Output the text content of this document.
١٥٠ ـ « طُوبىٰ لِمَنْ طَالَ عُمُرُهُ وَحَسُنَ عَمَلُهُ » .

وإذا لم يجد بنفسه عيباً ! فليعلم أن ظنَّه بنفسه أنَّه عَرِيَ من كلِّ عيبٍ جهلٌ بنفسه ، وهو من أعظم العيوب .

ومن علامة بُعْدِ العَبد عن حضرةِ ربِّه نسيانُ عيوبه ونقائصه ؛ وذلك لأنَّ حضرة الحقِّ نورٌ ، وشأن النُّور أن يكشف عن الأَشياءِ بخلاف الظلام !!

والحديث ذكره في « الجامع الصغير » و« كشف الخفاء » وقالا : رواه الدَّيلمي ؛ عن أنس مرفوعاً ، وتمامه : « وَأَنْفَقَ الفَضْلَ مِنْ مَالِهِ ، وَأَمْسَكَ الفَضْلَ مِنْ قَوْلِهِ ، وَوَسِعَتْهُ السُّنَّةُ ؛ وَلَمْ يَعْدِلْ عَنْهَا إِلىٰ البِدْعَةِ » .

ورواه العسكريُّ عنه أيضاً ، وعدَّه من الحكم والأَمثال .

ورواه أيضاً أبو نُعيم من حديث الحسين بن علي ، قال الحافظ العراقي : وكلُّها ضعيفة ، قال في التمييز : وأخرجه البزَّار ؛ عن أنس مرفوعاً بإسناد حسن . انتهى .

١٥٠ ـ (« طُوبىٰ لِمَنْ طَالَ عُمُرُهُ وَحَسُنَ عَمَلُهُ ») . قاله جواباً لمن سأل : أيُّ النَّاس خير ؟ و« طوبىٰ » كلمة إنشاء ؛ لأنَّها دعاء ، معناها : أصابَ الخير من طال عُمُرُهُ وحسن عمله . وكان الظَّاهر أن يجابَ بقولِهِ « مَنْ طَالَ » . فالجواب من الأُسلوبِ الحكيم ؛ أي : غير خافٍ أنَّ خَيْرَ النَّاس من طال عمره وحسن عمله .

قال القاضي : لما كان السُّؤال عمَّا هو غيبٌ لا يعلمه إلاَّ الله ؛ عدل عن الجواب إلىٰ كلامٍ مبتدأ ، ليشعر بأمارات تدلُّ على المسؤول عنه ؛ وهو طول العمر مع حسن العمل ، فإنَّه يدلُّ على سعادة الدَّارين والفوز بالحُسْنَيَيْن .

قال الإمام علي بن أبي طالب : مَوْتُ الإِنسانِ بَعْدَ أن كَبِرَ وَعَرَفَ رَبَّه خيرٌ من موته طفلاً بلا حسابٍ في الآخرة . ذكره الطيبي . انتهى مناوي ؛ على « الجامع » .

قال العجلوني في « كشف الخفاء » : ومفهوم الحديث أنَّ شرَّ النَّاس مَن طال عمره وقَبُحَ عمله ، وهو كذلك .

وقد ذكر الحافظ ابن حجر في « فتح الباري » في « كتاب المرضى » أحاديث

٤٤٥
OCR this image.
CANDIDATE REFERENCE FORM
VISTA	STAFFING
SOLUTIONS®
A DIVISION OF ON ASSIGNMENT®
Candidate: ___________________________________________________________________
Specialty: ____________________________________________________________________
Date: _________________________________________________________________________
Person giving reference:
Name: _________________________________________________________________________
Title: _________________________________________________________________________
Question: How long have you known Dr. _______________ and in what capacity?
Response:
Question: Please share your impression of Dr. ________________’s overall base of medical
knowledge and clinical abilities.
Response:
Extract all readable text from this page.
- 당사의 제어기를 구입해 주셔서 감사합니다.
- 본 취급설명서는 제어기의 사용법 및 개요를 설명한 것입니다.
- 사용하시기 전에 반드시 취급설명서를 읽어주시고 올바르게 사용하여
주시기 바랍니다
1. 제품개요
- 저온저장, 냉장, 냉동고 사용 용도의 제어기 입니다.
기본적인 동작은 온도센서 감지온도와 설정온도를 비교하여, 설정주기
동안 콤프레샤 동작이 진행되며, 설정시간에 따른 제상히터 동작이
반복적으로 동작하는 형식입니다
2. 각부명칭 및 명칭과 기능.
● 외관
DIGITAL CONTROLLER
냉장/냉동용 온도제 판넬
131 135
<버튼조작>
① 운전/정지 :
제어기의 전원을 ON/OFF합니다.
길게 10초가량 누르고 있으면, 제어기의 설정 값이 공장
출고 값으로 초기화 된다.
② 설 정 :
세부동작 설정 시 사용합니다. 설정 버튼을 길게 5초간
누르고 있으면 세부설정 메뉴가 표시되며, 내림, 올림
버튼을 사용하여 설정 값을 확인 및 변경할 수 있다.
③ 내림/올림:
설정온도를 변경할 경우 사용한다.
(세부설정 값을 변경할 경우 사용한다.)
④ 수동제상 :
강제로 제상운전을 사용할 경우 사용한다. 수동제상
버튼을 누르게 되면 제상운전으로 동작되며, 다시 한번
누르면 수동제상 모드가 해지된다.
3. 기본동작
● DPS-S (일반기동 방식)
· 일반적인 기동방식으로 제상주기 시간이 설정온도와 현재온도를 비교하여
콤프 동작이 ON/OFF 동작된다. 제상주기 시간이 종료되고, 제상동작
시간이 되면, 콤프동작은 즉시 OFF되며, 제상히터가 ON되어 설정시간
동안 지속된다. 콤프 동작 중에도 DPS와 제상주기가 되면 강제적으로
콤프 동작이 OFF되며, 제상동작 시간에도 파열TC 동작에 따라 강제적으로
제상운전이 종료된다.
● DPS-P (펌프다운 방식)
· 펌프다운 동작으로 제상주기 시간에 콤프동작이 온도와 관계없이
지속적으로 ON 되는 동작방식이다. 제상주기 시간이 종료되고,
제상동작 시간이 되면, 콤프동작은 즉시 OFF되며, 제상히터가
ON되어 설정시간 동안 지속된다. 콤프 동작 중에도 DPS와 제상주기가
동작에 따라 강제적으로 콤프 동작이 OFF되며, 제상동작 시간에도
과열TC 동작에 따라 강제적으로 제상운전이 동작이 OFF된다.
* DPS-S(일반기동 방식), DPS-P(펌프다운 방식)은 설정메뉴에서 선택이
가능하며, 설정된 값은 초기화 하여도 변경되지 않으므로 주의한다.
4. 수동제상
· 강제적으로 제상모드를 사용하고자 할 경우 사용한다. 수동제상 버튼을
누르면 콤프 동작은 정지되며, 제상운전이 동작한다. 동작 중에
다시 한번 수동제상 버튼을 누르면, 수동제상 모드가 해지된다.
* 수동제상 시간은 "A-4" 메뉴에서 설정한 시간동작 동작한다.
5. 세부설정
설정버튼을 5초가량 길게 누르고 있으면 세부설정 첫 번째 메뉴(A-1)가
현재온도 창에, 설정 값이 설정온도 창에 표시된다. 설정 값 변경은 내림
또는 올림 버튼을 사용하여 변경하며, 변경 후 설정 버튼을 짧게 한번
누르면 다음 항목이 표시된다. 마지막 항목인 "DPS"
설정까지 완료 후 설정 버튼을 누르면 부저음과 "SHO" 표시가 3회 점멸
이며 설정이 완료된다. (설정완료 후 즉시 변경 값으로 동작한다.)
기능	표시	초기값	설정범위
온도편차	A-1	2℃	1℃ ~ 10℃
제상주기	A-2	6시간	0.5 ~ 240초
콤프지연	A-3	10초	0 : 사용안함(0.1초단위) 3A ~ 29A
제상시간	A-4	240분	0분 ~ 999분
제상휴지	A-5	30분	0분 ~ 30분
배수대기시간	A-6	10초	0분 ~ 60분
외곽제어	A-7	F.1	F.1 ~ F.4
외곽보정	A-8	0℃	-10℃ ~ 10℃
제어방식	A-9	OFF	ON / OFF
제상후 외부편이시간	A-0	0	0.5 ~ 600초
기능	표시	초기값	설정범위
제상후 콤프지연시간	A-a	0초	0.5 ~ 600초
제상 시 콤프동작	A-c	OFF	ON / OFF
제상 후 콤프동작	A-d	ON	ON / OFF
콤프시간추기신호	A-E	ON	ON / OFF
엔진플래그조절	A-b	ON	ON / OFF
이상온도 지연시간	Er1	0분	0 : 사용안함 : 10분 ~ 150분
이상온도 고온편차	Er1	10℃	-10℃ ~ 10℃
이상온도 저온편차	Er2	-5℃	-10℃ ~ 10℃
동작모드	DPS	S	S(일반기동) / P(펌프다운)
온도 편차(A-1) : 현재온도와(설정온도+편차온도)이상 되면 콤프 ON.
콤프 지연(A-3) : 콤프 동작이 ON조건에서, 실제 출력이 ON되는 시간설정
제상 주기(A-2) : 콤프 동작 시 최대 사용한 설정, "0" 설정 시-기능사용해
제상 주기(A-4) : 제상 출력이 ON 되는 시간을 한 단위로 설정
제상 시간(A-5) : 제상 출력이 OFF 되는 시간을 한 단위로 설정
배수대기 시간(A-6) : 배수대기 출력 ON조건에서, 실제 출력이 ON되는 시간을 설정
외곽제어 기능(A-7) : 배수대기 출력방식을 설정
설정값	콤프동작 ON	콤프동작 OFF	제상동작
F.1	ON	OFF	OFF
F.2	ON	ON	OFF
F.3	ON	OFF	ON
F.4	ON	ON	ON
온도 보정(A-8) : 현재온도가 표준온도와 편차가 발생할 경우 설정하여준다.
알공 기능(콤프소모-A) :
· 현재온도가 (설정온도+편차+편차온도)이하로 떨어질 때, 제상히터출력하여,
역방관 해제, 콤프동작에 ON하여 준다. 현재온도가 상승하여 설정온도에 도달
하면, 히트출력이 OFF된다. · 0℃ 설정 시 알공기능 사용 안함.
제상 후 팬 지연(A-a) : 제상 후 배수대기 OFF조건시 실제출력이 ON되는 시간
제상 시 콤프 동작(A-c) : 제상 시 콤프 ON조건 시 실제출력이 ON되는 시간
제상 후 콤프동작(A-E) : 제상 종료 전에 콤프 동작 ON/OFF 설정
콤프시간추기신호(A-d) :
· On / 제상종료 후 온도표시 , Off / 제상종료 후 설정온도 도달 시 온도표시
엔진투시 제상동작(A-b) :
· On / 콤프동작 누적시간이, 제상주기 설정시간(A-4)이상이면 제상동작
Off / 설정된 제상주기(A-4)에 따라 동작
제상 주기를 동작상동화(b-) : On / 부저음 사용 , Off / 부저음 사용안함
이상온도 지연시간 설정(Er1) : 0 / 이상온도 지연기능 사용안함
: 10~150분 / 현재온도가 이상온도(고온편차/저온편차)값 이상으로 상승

* * *

Extract each line holding the string "ورواه".

ورواه العسكريُّ عنه أيضاً ، وعدَّه من الحكم والأَمثال .
ورواه أيضاً أبو نُعيم من حديث الحسين بن علي ، قال الحافظ العراقي : وكلُّها ضعيفة ، قال في التمييز : وأخرجه البزَّار ؛ عن أنس مرفوعاً بإسناد حسن . انتهى .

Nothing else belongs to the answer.